| Exercise goal |
Copy all the material below, exactly as it stands.
⟨
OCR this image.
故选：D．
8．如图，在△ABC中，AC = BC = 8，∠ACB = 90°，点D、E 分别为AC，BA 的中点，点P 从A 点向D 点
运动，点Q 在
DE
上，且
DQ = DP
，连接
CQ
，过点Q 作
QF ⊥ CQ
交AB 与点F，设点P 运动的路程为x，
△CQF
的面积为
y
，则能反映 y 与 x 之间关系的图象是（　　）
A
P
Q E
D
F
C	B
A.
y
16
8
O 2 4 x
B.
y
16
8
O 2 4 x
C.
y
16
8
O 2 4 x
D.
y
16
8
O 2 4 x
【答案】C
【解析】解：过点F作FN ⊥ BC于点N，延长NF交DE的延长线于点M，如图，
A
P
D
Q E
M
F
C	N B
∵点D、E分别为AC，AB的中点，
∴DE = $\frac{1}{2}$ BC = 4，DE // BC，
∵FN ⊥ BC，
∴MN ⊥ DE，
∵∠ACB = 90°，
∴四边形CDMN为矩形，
⟩
| Final answer |
OCR this image.
故选：D．
8．如图，在△ABC中，AC = BC = 8，∠ACB = 90°，点D、E 分别为AC，BA 的中点，点P 从A 点向D 点
运动，点Q 在
DE
上，且
DQ = DP
，连接
CQ
，过点Q 作
QF ⊥ CQ
交AB 与点F，设点P 运动的路程为x，
△CQF
的面积为
y
，则能反映 y 与 x 之间关系的图象是（　　）
A
P
Q E
D
F
C	B
A.
y
16
8
O 2 4 x
B.
y
16
8
O 2 4 x
C.
y
16
8
O 2 4 x
D.
y
16
8
O 2 4 x
【答案】C
【解析】解：过点F作FN ⊥ BC于点N，延长NF交DE的延长线于点M，如图，
A
P
D
Q E
M
F
C	N B
∵点D、E分别为AC，AB的中点，
∴DE = $\frac{1}{2}$ BC = 4，DE // BC，
∵FN ⊥ BC，
∴MN ⊥ DE，
∵∠ACB = 90°，
∴四边形CDMN为矩形，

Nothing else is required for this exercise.